In the data below, find every line with the string "الواجب" and pull it out.

··· EXTRACTED ENTRIES

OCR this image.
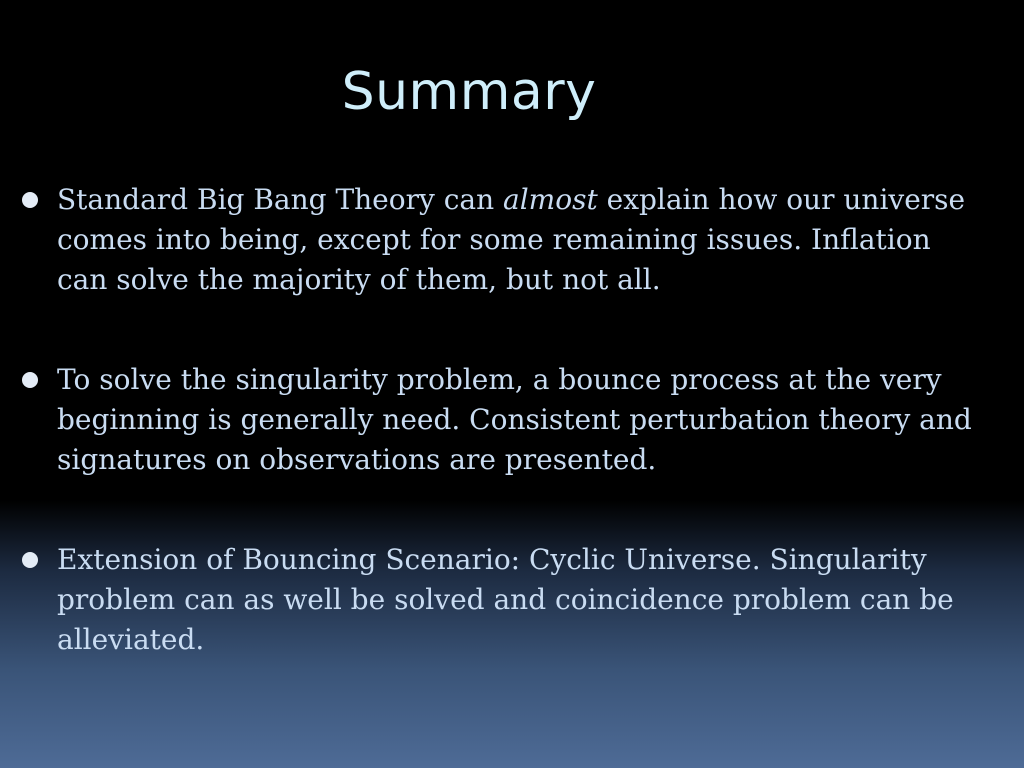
Summary
Standard Big Bang Theory can almost explain how our universe comes into being, except for some remaining issues. Inflation can solve the majority of them, but not all.
To solve the singularity problem, a bounce process at the very beginning is generally need. Consistent perturbation theory and signatures on observations are presented.
Extension of Bouncing Scenario: Cyclic Universe. Singularity problem can as well be solved and coincidence problem can be alleviated.
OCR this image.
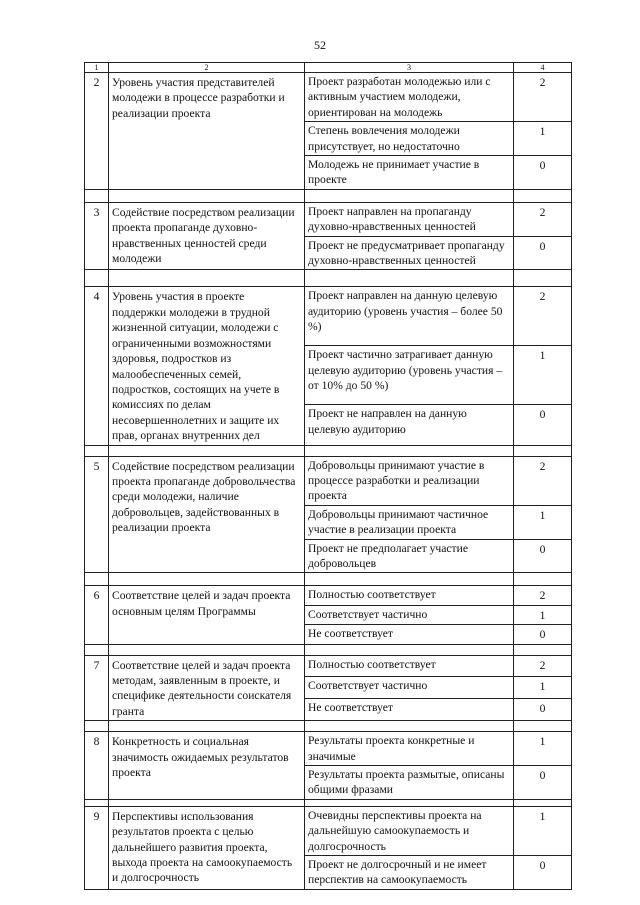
52
1	2	3	4
2	Уровень участия представителей молодежи в процессе разработки и реализации проекта	Проект разработан молодежью или с активным участием молодежи, ориентирован на молодежь	2
		Степень вовлечения молодежи присутствует, но недостаточно	1
		Молодежь не принимает участие в проекте	0

3	Содействие посредством реализации проекта пропаганде духовно-нравственных ценностей среди молодежи	Проект направлен на пропаганду духовно-нравственных ценностей	2
		Проект не предусматривает пропаганду духовно-нравственных ценностей	0

4	Уровень участия в проекте поддержки молодежи в трудной жизненной ситуации, молодежи с ограниченными возможностями здоровья, подростков из малообеспеченных семей, подростков, состоящих на учете в комиссиях по делам несовершеннолетних и защите их прав, органах внутренних дел	Проект направлен на данную целевую аудиторию (уровень участия – более 50 %)	2
		Проект частично затрагивает данную целевую аудиторию (уровень участия – от 10% до 50 %)	1
		Проект не направлен на данную целевую аудиторию	0

5	Содействие посредством реализации проекта пропаганде добровольчества среди молодежи, наличие добровольцев, задействованных в реализации проекта	Добровольцы принимают участие в процессе разработки и реализации проекта	2
		Добровольцы принимают частичное участие в реализации проекта	1
		Проект не предполагает участие добровольцев	0

6	Соответствие целей и задач проекта основным целям Программы	Полностью соответствует	2
		Соответствует частично	1
		Не соответствует	0

7	Соответствие целей и задач проекта методам, заявленным в проекте, и специфике деятельности соискателя гранта	Полностью соответствует	2
		Соответствует частично	1
		Не соответствует	0

8	Конкретность и социальная значимость ожидаемых результатов проекта	Результаты проекта конкретные и значимые	1
		Результаты проекта размытые, описаны общими фразами	0

9	Перспективы использования результатов проекта с целью дальнейшего развития проекта, выхода проекта на самоокупаемость и долгосрочность	Очевидны перспективы проекта на дальнейшую самоокупаемость и долгосрочность	1
		Проект не долгосрочный и не имеет перспектив на самоокупаемость	0
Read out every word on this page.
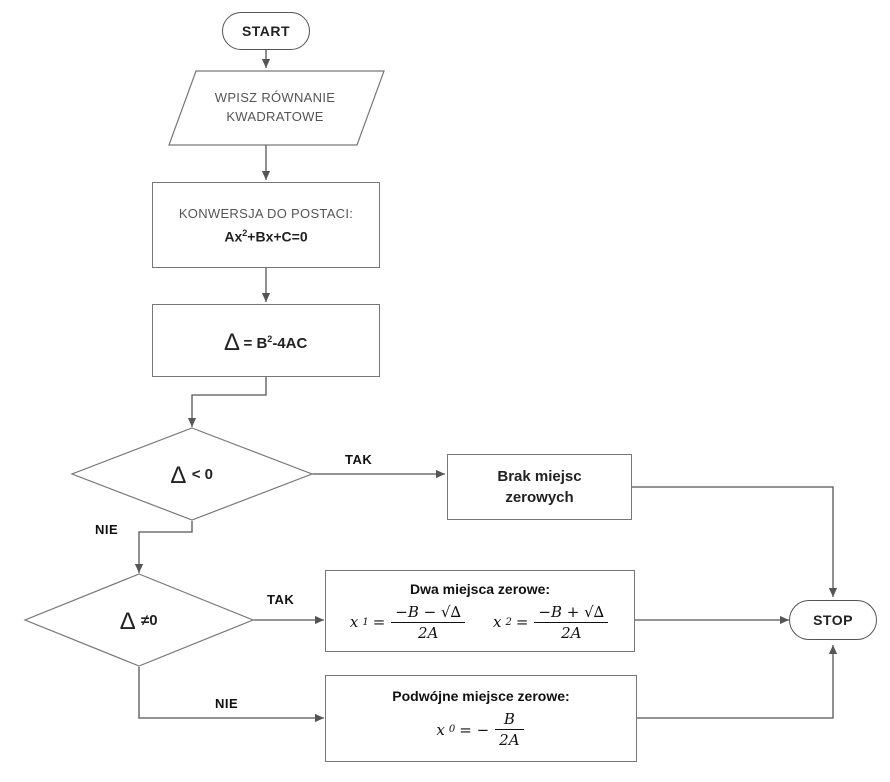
START
WPISZ RÓWNANIE
KWADRATOWE
KONWERSJA DO POSTACI:
$Ax^2+Bx+C=0$
∆ = $B^2-4AC$
∆ < 0
∆ ≠0
TAK
NIE
TAK
NIE
Brak miejsc
zerowych
Dwa miejsca zerowe:
x $1 = \frac{-B - √\Delta}{2A}$ x $2 = \frac{-B + √\Delta}{2A}$
Podwójne miejsce zerowe:
x 0 = − $\frac{B}{2A}$
STOP
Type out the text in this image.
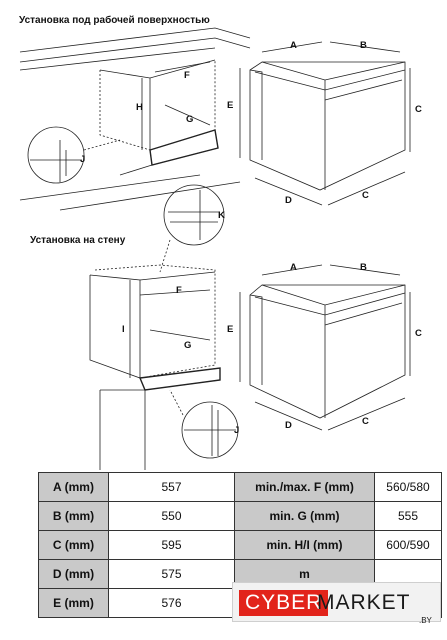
Установка под рабочей поверхностью
Установка на стену
A	B
C
E
D	C
F
G
H
J
K
F
G
I
J
A	B
C
E
D	C
A (mm)	557	min./max. F (mm)	560/580
B (mm)	550	min. G (mm)	555
C (mm)	595	min. H/I (mm)	600/590
D (mm)	575	m	
E (mm)	576			CYBER
MARKET
.BY
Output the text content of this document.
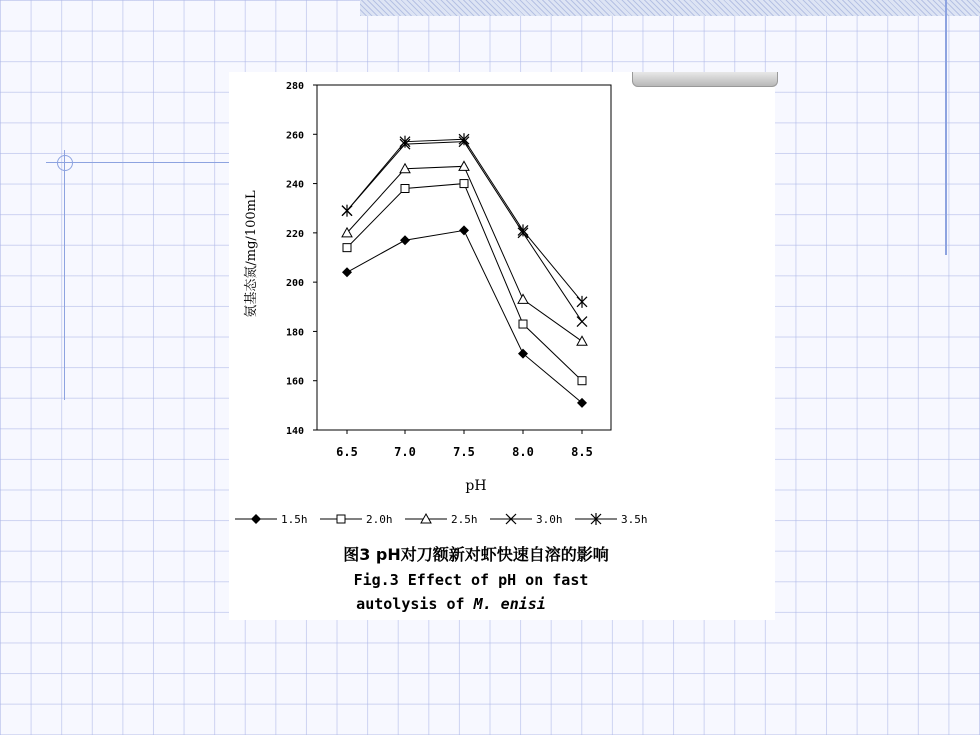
140
160
180
200
220
240
260
280
6.5	7.0	7.5	8.0	8.5
氨基态氮/mg/100mL
pH
1.5h	2.0h	2.5h	3.0h	3.5h
图3 pH对刀额新对虾快速自溶的影响
Fig.3 Effect of pH on fast
autolysis of M. enisi
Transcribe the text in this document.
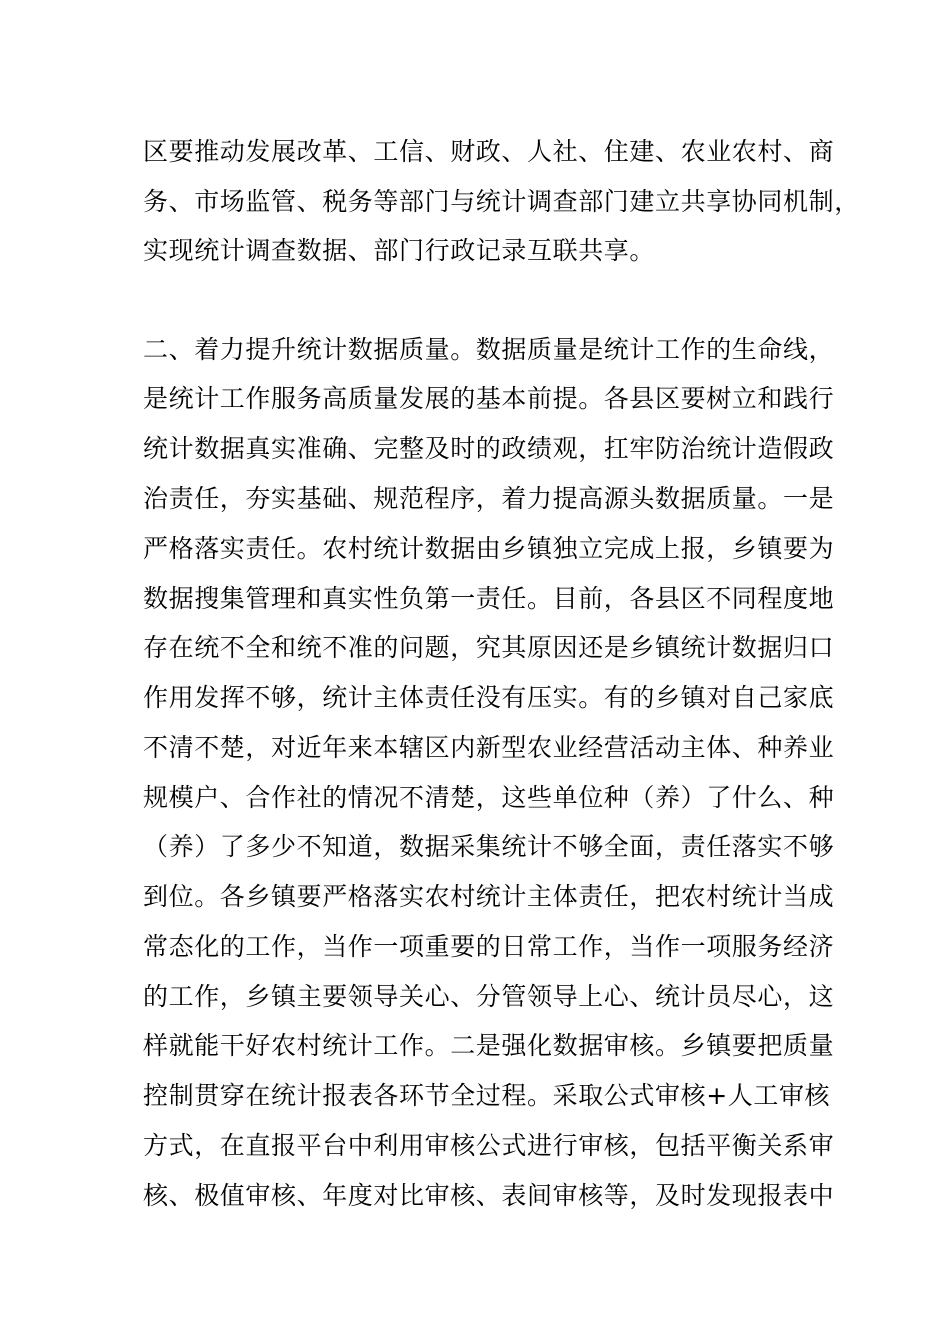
区要推动发展改革、工信、财政、人社、住建、农业农村、商
务、市场监管、税务等部门与统计调查部门建立共享协同机制，
实现统计调查数据、部门行政记录互联共享。
二、着力提升统计数据质量。数据质量是统计工作的生命线，
是统计工作服务高质量发展的基本前提。各县区要树立和践行
统计数据真实准确、完整及时的政绩观，扛牢防治统计造假政
治责任，夯实基础、规范程序，着力提高源头数据质量。一是
严格落实责任。农村统计数据由乡镇独立完成上报，乡镇要为
数据搜集管理和真实性负第一责任。目前，各县区不同程度地
存在统不全和统不准的问题，究其原因还是乡镇统计数据归口
作用发挥不够，统计主体责任没有压实。有的乡镇对自己家底
不清不楚，对近年来本辖区内新型农业经营活动主体、种养业
规模户、合作社的情况不清楚，这些单位种（养）了什么、种
（养）了多少不知道，数据采集统计不够全面，责任落实不够
到位。各乡镇要严格落实农村统计主体责任，把农村统计当成
常态化的工作，当作一项重要的日常工作，当作一项服务经济
的工作，乡镇主要领导关心、分管领导上心、统计员尽心，这
样就能干好农村统计工作。二是强化数据审核。乡镇要把质量
控制贯穿在统计报表各环节全过程。采取公式审核+人工审核
方式，在直报平台中利用审核公式进行审核，包括平衡关系审
核、极值审核、年度对比审核、表间审核等，及时发现报表中
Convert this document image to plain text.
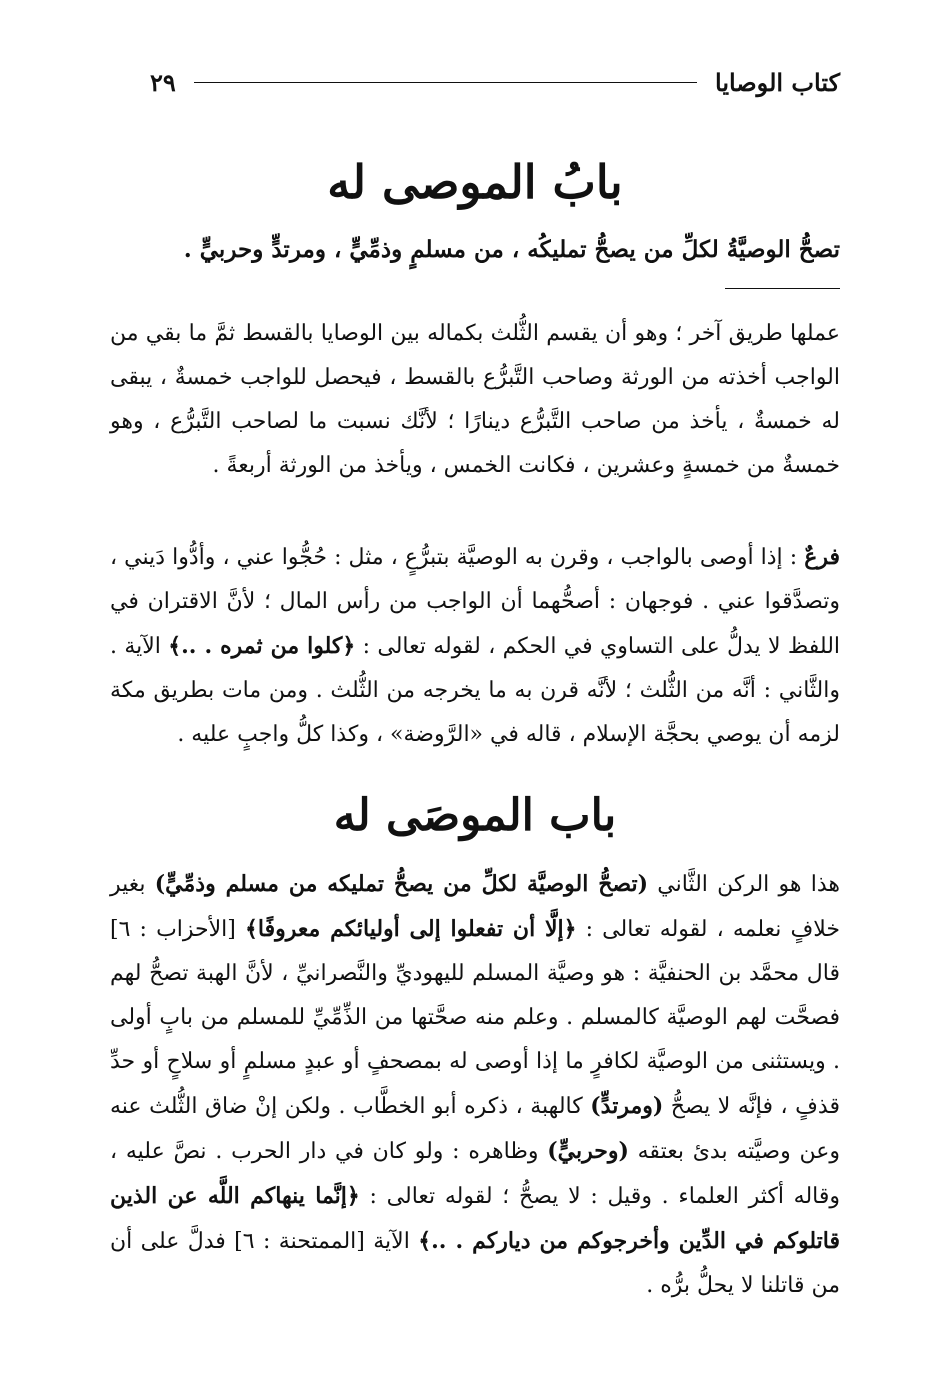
كتاب الوصايا
٢٩
بابُ الموصى له
تصحُّ الوصيَّةُ لكلِّ من يصحُّ تمليكُه ، من مسلمٍ وذمِّيٍّ ، ومرتدٍّ وحربيٍّ .
عملها طريق آخر ؛ وهو أن يقسم الثُّلث بكماله بين الوصايا بالقسط ثمَّ ما بقي من الواجب أخذته من الورثة وصاحب التَّبرُّع بالقسط ، فيحصل للواجب خمسةٌ ، يبقى له خمسةٌ ، يأخذ من صاحب التَّبرُّع دينارًا ؛ لأنَّك نسبت ما لصاحب التَّبرُّع ، وهو خمسةٌ من خمسةٍ وعشرين ، فكانت الخمس ، ويأخذ من الورثة أربعةً .
فرعٌ : إذا أوصى بالواجب ، وقرن به الوصيَّة بتبرُّعٍ ، مثل : حُجُّوا عني ، وأدُّوا دَيني ، وتصدَّقوا عني . فوجهان : أصحُّهما أن الواجب من رأس المال ؛ لأنَّ الاقتران في اللفظ لا يدلُّ على التساوي في الحكم ، لقوله تعالى : ﴿كلوا من ثمره . ..﴾ الآية . والثَّاني : أنَّه من الثُّلث ؛ لأنَّه قرن به ما يخرجه من الثُّلث . ومن مات بطريق مكة لزمه أن يوصي بحجَّة الإسلام ، قاله في «الرَّوضة» ، وكذا كلُّ واجبٍ عليه .
باب الموصَى له
هذا هو الركن الثَّاني (تصحُّ الوصيَّة لكلِّ من يصحُّ تمليكه من مسلم وذمِّيٍّ) بغير خلافٍ نعلمه ، لقوله تعالى : ﴿إلَّا أن تفعلوا إلى أوليائكم معروفًا﴾ [الأحزاب : ٦] قال محمَّد بن الحنفيَّة : هو وصيَّة المسلم لليهوديِّ والنَّصرانيِّ ، لأنَّ الهبة تصحُّ لهم فصحَّت لهم الوصيَّة كالمسلم . وعلم منه صحَّتها من الذِّمِّيِّ للمسلم من بابٍ أولى . ويستثنى من الوصيَّة لكافرٍ ما إذا أوصى له بمصحفٍ أو عبدٍ مسلمٍ أو سلاحٍ أو حدِّ قذفٍ ، فإنَّه لا يصحُّ (ومرتدٍّ) كالهبة ، ذكره أبو الخطَّاب . ولكن إنْ ضاق الثُّلث عنه وعن وصيَّته بدئ بعتقه (وحربيٍّ) وظاهره : ولو كان في دار الحرب . نصَّ عليه ، وقاله أكثر العلماء . وقيل : لا يصحُّ ؛ لقوله تعالى : ﴿إنَّما ينهاكم اللَّه عن الذين قاتلوكم في الدِّين وأخرجوكم من دياركم . ..﴾ الآية [الممتحنة : ٦] فدلَّ على أن من قاتلنا لا يحلُّ برُّه .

······

* _WORKED ANSWER_:
عملها طريق آخر ؛ وهو أن يقسم الثُّلث بكماله بين الوصايا بالقسط ثمَّ ما بقي من الواجب أخذته من الورثة وصاحب التَّبرُّع بالقسط ، فيحصل للواجب خمسةٌ ، يبقى له خمسةٌ ، يأخذ من صاحب التَّبرُّع دينارًا ؛ لأنَّك نسبت ما لصاحب التَّبرُّع ، وهو خمسةٌ من خمسةٍ وعشرين ، فكانت الخمس ، ويأخذ من الورثة أربعةً .
فرعٌ : إذا أوصى بالواجب ، وقرن به الوصيَّة بتبرُّعٍ ، مثل : حُجُّوا عني ، وأدُّوا دَيني ، وتصدَّقوا عني . فوجهان : أصحُّهما أن الواجب من رأس المال ؛ لأنَّ الاقتران في اللفظ لا يدلُّ على التساوي في الحكم ، لقوله تعالى : ﴿كلوا من ثمره . ..﴾ الآية . والثَّاني : أنَّه من الثُّلث ؛ لأنَّه قرن به ما يخرجه من الثُّلث . ومن مات بطريق مكة لزمه أن يوصي بحجَّة الإسلام ، قاله في «الرَّوضة» ، وكذا كلُّ واجبٍ عليه .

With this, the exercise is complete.